▸ **Task details**
Please rewrite the part of the records that opens with the line containing "card-title[interactable]: Massa Tincidunt" and closes with the line containing "nav-item-buy-now[interactable]: BUY NOW", swapping "card-excerpt" for "card-summary" and leaving everything else unchanged.
------ Supplied entries ------
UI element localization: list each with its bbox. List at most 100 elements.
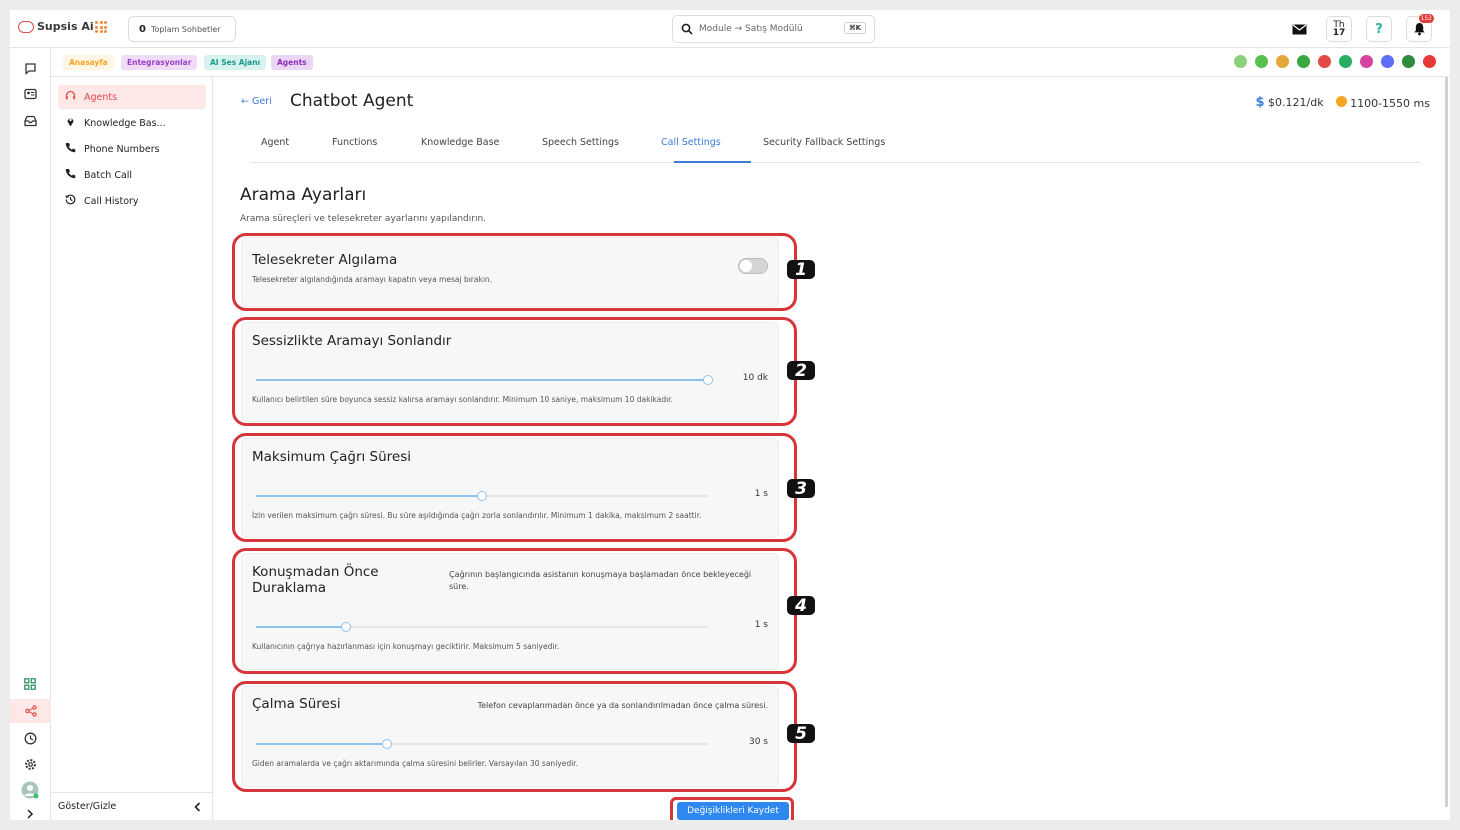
settings-icon[interactable]: [20, 754, 40, 774]
search-input[interactable]: Module → Satış Modülü ⌘K: [672, 15, 875, 43]
search-placeholder: Module → Satış Modülü: [699, 24, 803, 34]
page-title: Chatbot Agent: [290, 91, 414, 111]
tab-call-settings[interactable]: Call Settings: [661, 137, 721, 148]
contacts-icon[interactable]: [20, 84, 40, 104]
total-conversations[interactable]: 0 Toplam Sohbetler: [128, 16, 236, 42]
card-pause-before-speaking: Konuşmadan Önce Duraklama Çağrının başla…: [241, 553, 779, 670]
tab-functions[interactable]: Functions: [332, 137, 377, 148]
card-max-call-duration: Maksimum Çağrı Süresi 1 s İzin verilen m…: [241, 438, 779, 538]
sms-icon[interactable]: [1402, 55, 1415, 68]
voice-agent-icon[interactable]: [1276, 55, 1289, 68]
marker-5: 5: [787, 724, 815, 744]
card-title: Çalma Süresi: [252, 696, 341, 712]
conversations-count: 0: [139, 23, 146, 35]
card-description: Kullanıcı belirtilen süre boyunca sessiz…: [252, 395, 673, 404]
ring-duration-slider[interactable]: [256, 739, 708, 749]
marker-3: 3: [787, 479, 815, 499]
tab-knowledge-base[interactable]: Knowledge Base: [421, 137, 499, 148]
card-description: Kullanıcının çağrıya hazırlanması için k…: [252, 642, 560, 651]
chip-anasayfa[interactable]: Anasayfa: [63, 55, 114, 70]
notification-icon[interactable]: 152: [1406, 14, 1434, 42]
bot-icon[interactable]: [1234, 55, 1247, 68]
arrow-left-icon: ←: [241, 96, 249, 107]
avatar[interactable]: [20, 780, 40, 800]
history-icon: [65, 194, 76, 208]
icon-rail: [10, 48, 51, 820]
chat-icon[interactable]: [20, 58, 40, 78]
alert-icon[interactable]: [1423, 55, 1436, 68]
messenger-icon[interactable]: [1381, 55, 1394, 68]
dollar-icon: $: [1255, 95, 1265, 110]
sidebar-item-batch-call[interactable]: Batch Call: [58, 163, 206, 187]
dashboard-icon[interactable]: [20, 674, 40, 694]
card-description: Giden aramalarda ve çağrı aktarımında ça…: [252, 759, 578, 768]
apps-grid-icon[interactable]: [95, 21, 107, 33]
chip-agents[interactable]: Agents: [271, 55, 313, 70]
scrollbar[interactable]: [1445, 77, 1448, 807]
slider-thumb[interactable]: [477, 491, 487, 501]
brand-logo[interactable]: Supsis Ai: [18, 20, 94, 33]
clock-icon[interactable]: [20, 728, 40, 748]
mail-icon[interactable]: [1286, 16, 1312, 42]
card-silence-timeout: Sessizlikte Aramayı Sonlandır 10 dk Kull…: [241, 322, 779, 422]
search-icon: [681, 23, 693, 35]
slider-thumb[interactable]: [341, 622, 352, 632]
active-tab-indicator: [674, 161, 751, 163]
card-description: İzin verilen maksimum çağrı süresi. Bu s…: [252, 511, 702, 520]
help-icon[interactable]: ?: [1366, 16, 1392, 42]
marker-2: 2: [787, 361, 815, 381]
instagram-icon[interactable]: [1360, 55, 1373, 68]
sidebar-item-call-history[interactable]: Call History: [58, 189, 206, 213]
slider-value: 10 dk: [742, 373, 768, 383]
chip-entegrasyonlar[interactable]: Entegrasyonlar: [121, 55, 198, 70]
pause-before-speaking-slider[interactable]: [256, 622, 708, 632]
sidebar-toggle[interactable]: Göster/Gizle: [51, 792, 213, 820]
breadcrumb: Anasayfa Entegrasyonlar AI Ses Ajanı Age…: [51, 48, 1450, 77]
card-note: Telefon cevaplanmadan önce ya da sonland…: [477, 701, 768, 710]
search-shortcut: ⌘K: [844, 22, 866, 34]
sidebar-item-label: Phone Numbers: [84, 143, 160, 155]
card-title: Maksimum Çağrı Süresi: [252, 449, 412, 465]
chevron-right-icon[interactable]: [20, 804, 40, 820]
list-icon[interactable]: [1255, 55, 1268, 68]
pin-icon: [65, 116, 76, 130]
sidebar-item-label: Agents: [84, 91, 118, 103]
tab-security-fallback-settings[interactable]: Security Fallback Settings: [763, 137, 885, 148]
card-title: Telesekreter Algılama: [252, 252, 398, 268]
card-description: Telesekreter algılandığında aramayı kapa…: [252, 275, 493, 284]
max-call-duration-slider[interactable]: [256, 491, 708, 501]
section-title: Arama Ayarları: [240, 185, 367, 205]
sidebar-item-knowledge-base[interactable]: Knowledge Bas...: [58, 111, 206, 135]
phone-icon: [65, 142, 76, 156]
telegram-icon[interactable]: [1318, 55, 1331, 68]
tab-speech-settings[interactable]: Speech Settings: [542, 137, 619, 148]
slider-thumb[interactable]: [703, 375, 713, 385]
channel-icons: [1234, 55, 1436, 68]
main-content: ← Geri Chatbot Agent $ $0.121/dk 1100-15…: [214, 77, 1448, 820]
inbox-icon[interactable]: [20, 111, 40, 131]
tab-bar: Agent Functions Knowledge Base Speech Se…: [250, 129, 1421, 163]
save-changes-button[interactable]: Değişiklikleri Kaydet: [677, 802, 789, 820]
marker-1: 1: [787, 260, 815, 280]
share-icon[interactable]: [10, 699, 51, 723]
conversations-label: Toplam Sohbetler: [150, 24, 221, 34]
wifi-icon[interactable]: [1297, 55, 1310, 68]
top-bar: Supsis Ai 0 Toplam Sohbetler Module → Sa…: [10, 10, 1450, 48]
whatsapp-icon[interactable]: [1339, 55, 1352, 68]
chip-ai-ses-ajani[interactable]: AI Ses Ajanı: [204, 55, 267, 70]
back-link[interactable]: ← Geri: [241, 96, 272, 107]
sidebar-item-label: Batch Call: [84, 169, 133, 181]
card-ring-duration: Çalma Süresi Telefon cevaplanmadan önce …: [241, 686, 779, 787]
user-badge[interactable]: Th 17: [1326, 16, 1352, 42]
slider-thumb[interactable]: [382, 739, 393, 749]
stopwatch-icon: [1335, 95, 1347, 107]
user-badge-num: 17: [1332, 28, 1346, 38]
card-title: Sessizlikte Aramayı Sonlandır: [252, 333, 452, 349]
answering-machine-toggle[interactable]: [738, 258, 768, 274]
logo-icon: [18, 20, 34, 33]
silence-timeout-slider[interactable]: [256, 375, 713, 385]
sidebar-item-agents[interactable]: Agents: [58, 85, 206, 109]
tab-agent[interactable]: Agent: [261, 137, 289, 148]
sidebar-item-phone-numbers[interactable]: Phone Numbers: [58, 137, 206, 161]
slider-value: 30 s: [748, 737, 768, 747]
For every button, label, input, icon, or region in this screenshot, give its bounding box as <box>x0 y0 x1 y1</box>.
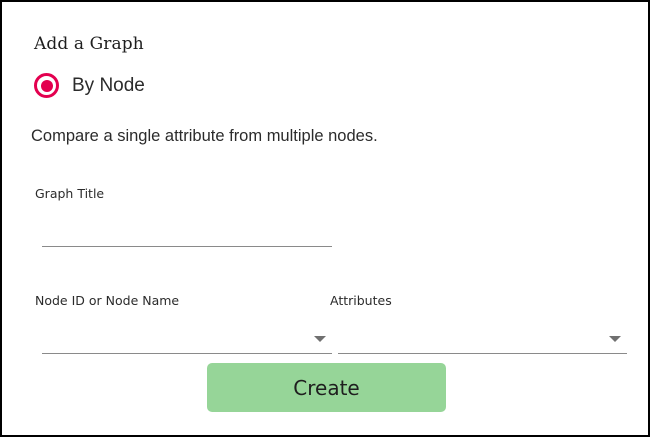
radio-selected-icon[interactable] <box>34 73 59 98</box>
attributes-label: Attributes <box>330 293 392 308</box>
node-id-label: Node ID or Node Name <box>35 293 180 308</box>
graph-title-input[interactable] <box>42 217 332 247</box>
attributes-select[interactable] <box>338 324 627 354</box>
node-id-select[interactable] <box>42 324 332 354</box>
chevron-down-icon[interactable] <box>314 336 326 342</box>
graph-title-label: Graph Title <box>35 186 105 201</box>
dialog-title: Add a Graph <box>34 34 144 54</box>
by-node-radio-option[interactable]: By Node <box>34 73 145 98</box>
chevron-down-icon[interactable] <box>609 336 621 342</box>
by-node-label[interactable]: By Node <box>72 75 145 97</box>
create-button[interactable]: Create <box>207 363 446 412</box>
radio-dot <box>40 79 53 92</box>
add-graph-dialog: Add a Graph By Node Compare a single att… <box>0 0 650 437</box>
graph-type-description: Compare a single attribute from multiple… <box>31 127 378 145</box>
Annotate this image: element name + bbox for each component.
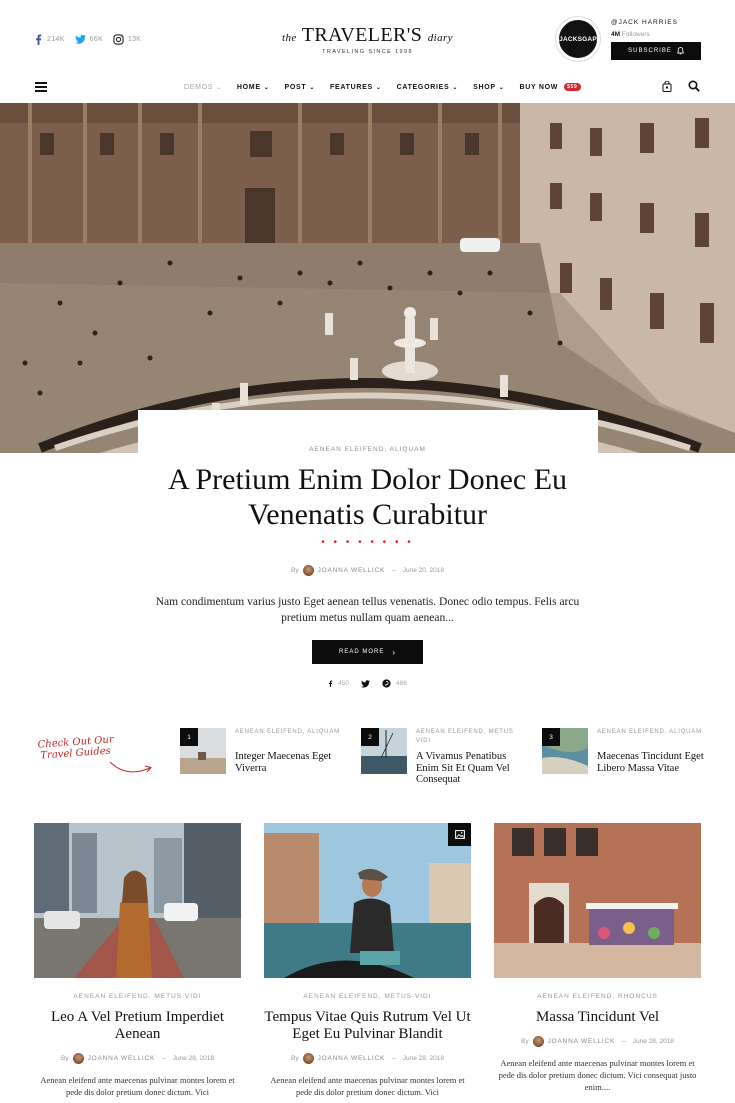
card-title[interactable]: Massa Tincidunt Vel [494, 1009, 701, 1026]
gallery-icon[interactable] [448, 823, 471, 846]
site-header: 214K 66K 13K the TRAVELER'S diary TRAVEL… [0, 0, 735, 72]
facebook-share-count: 450 [338, 680, 349, 687]
nav-item-demos[interactable]: DEMOS ⌄ [184, 84, 222, 91]
card-meta: By JOANNA WELLICK – June 28, 2018 [61, 1053, 214, 1064]
card-excerpt: Aenean eleifend ante maecenas pulvinar m… [270, 1075, 465, 1097]
card-meta: By JOANNA WELLICK – June 28, 2018 [521, 1036, 674, 1047]
card-excerpt: Aenean eleifend ante maecenas pulvinar m… [40, 1075, 235, 1097]
nav-item-categories[interactable]: CATEGORIES ⌄ [397, 84, 459, 91]
hero-card-backdrop [138, 410, 598, 470]
meta-separator: – [392, 567, 396, 574]
curved-arrow-icon [109, 761, 152, 773]
author-avatar[interactable] [72, 1053, 84, 1064]
share-row: 450 486 [0, 679, 735, 688]
facebook-icon [329, 680, 333, 687]
guide-number: 1 [180, 728, 198, 746]
guide-title[interactable]: Maecenas Tincidunt Eget Libero Massa Vit… [597, 751, 707, 774]
article-card: AENEAN ELEIFEND, METUS VIDI Leo A Vel Pr… [34, 823, 241, 1103]
share-facebook[interactable]: 450 [328, 679, 349, 688]
nav-item-home[interactable]: HOME ⌄ [237, 84, 270, 91]
article-card: AENEAN ELEIFEND, RHONCUS Massa Tincidunt… [494, 823, 701, 1103]
nav-item-buy-now[interactable]: BUY NOW $59 [519, 83, 581, 91]
cart-icon[interactable] [662, 81, 672, 92]
article-image[interactable] [34, 823, 241, 978]
post-date: June 28, 2018 [172, 1055, 214, 1062]
card-categories[interactable]: AENEAN ELEIFEND, RHONCUS [494, 993, 701, 1000]
hero-excerpt: Nam condimentum varius justo Eget aenean… [155, 596, 580, 624]
author-link[interactable]: JOANNA WELLICK [318, 567, 386, 574]
guide-categories[interactable]: AENEAN ELEIFEND, ALIQUAM [235, 728, 345, 737]
read-more-button[interactable]: READ MORE › [312, 640, 423, 664]
meta-by: By [291, 567, 299, 574]
hero-meta: By JOANNA WELLICK – June 20, 2018 [0, 565, 735, 576]
guide-number: 3 [542, 728, 560, 746]
guide-categories[interactable]: AENEAN ELEIFEND, METUS VIDI [416, 728, 526, 746]
author-link[interactable]: JOANNA WELLICK [318, 1055, 386, 1062]
travel-guides-label: Check Out Our Travel Guides [37, 734, 115, 762]
twitter-icon [361, 679, 370, 688]
menu-hamburger-icon[interactable] [35, 82, 47, 92]
card-title[interactable]: Tempus Vitae Quis Rutrum Vel Ut Eget Eu … [264, 1009, 471, 1043]
card-meta: By JOANNA WELLICK – June 28, 2018 [291, 1053, 444, 1064]
guide-categories[interactable]: AENEAN ELEIFEND, ALIQUAM [597, 728, 707, 737]
post-date: June 28, 2018 [632, 1038, 674, 1045]
share-twitter[interactable] [361, 679, 370, 688]
nav-menu: DEMOS ⌄ HOME ⌄ POST ⌄ FEATURES ⌄ CATEGORIES ⌄… [184, 72, 581, 102]
author-link[interactable]: JOANNA WELLICK [88, 1055, 156, 1062]
subscribe-button[interactable]: SUBSCRIBE [611, 42, 701, 60]
card-title[interactable]: Leo A Vel Pretium Imperdiet Aenean [34, 1009, 241, 1043]
bell-icon [676, 47, 684, 55]
share-pinterest[interactable]: 486 [382, 679, 407, 688]
author-avatar[interactable] [532, 1036, 544, 1047]
guide-title[interactable]: A Vivamus Penatibus Enim Sit Et Quam Vel… [416, 751, 526, 786]
article-card: AENEAN ELEIFEND, METUS VIDI Tempus Vitae… [264, 823, 471, 1103]
card-categories[interactable]: AENEAN ELEIFEND, METUS VIDI [34, 993, 241, 1000]
hero-photo-illustration [0, 103, 735, 453]
nav-item-shop[interactable]: SHOP ⌄ [473, 84, 504, 91]
hero-image[interactable] [0, 103, 735, 453]
author-link[interactable]: JOANNA WELLICK [548, 1038, 616, 1045]
post-date: June 28, 2018 [402, 1055, 444, 1062]
main-nav: DEMOS ⌄ HOME ⌄ POST ⌄ FEATURES ⌄ CATEGORIES ⌄… [0, 72, 735, 102]
article-image[interactable] [494, 823, 701, 978]
author-avatar[interactable] [302, 565, 314, 576]
chevron-right-icon: › [392, 647, 396, 657]
card-excerpt: Aenean eleifend ante maecenas pulvinar m… [498, 1058, 697, 1092]
author-handle: @JACK HARRIES [611, 19, 678, 26]
author-followers: 4M Followers [611, 31, 650, 38]
guide-item[interactable]: 3 AENEAN ELEIFEND, ALIQUAM Maecenas Tinc… [542, 728, 707, 788]
author-info: @JACK HARRIES 4M Followers [611, 19, 678, 38]
hero-categories[interactable]: AENEAN ELEIFEND, ALIQUAM [0, 446, 735, 453]
article-image[interactable] [264, 823, 471, 978]
guide-item[interactable]: 1 AENEAN ELEIFEND, ALIQUAM Integer Maece… [180, 728, 345, 788]
pinterest-icon [382, 679, 391, 688]
guide-item[interactable]: 2 AENEAN ELEIFEND, METUS VIDI A Vivamus … [361, 728, 526, 788]
card-categories[interactable]: AENEAN ELEIFEND, METUS VIDI [264, 993, 471, 1000]
search-icon[interactable] [688, 80, 700, 92]
author-badge[interactable]: JACKSGAP [556, 17, 600, 61]
pinterest-share-count: 486 [396, 680, 407, 687]
hero-divider-dots: • • • • • • • • [321, 537, 414, 548]
author-avatar[interactable] [302, 1053, 314, 1064]
guide-title[interactable]: Integer Maecenas Eget Viverra [235, 751, 345, 774]
nav-item-features[interactable]: FEATURES ⌄ [330, 84, 382, 91]
hero-title[interactable]: A Pretium Enim Dolor Donec Eu Venenatis … [150, 462, 585, 532]
price-badge: $59 [564, 83, 581, 91]
post-date: June 20, 2018 [402, 567, 444, 574]
guide-number: 2 [361, 728, 379, 746]
nav-item-post[interactable]: POST ⌄ [284, 84, 315, 91]
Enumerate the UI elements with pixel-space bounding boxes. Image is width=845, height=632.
------
▸ **Written reply**
card-title[interactable]: Massa Tincidunt Vel [494, 1009, 701, 1026]
gallery-icon[interactable] [448, 823, 471, 846]
site-header: 214K 66K 13K the TRAVELER'S diary TRAVEL… [0, 0, 735, 72]
facebook-share-count: 450 [338, 680, 349, 687]
nav-item-demos[interactable]: DEMOS ⌄ [184, 84, 222, 91]
card-meta: By JOANNA WELLICK – June 28, 2018 [61, 1053, 214, 1064]
card-summary: Aenean eleifend ante maecenas pulvinar m… [270, 1075, 465, 1097]
card-meta: By JOANNA WELLICK – June 28, 2018 [521, 1036, 674, 1047]
card-summary: Aenean eleifend ante maecenas pulvinar m… [40, 1075, 235, 1097]
nav-item-categories[interactable]: CATEGORIES ⌄ [397, 84, 459, 91]
hero-card-backdrop [138, 410, 598, 470]
meta-separator: – [392, 567, 396, 574]
curved-arrow-icon [109, 761, 152, 773]
author-avatar[interactable] [72, 1053, 84, 1064]
share-row: 450 486 [0, 679, 735, 688]
facebook-icon [329, 680, 333, 687]
guide-number: 1 [180, 728, 198, 746]
guide-title[interactable]: Maecenas Tincidunt Eget Libero Massa Vit… [597, 751, 707, 774]
article-card: AENEAN ELEIFEND, METUS VIDI Leo A Vel Pr… [34, 823, 241, 1103]
share-facebook[interactable]: 450 [328, 679, 349, 688]
nav-item-home[interactable]: HOME ⌄ [237, 84, 270, 91]
article-card: AENEAN ELEIFEND, RHONCUS Massa Tincidunt… [494, 823, 701, 1103]
nav-item-buy-now[interactable]: BUY NOW $59 [519, 83, 581, 91]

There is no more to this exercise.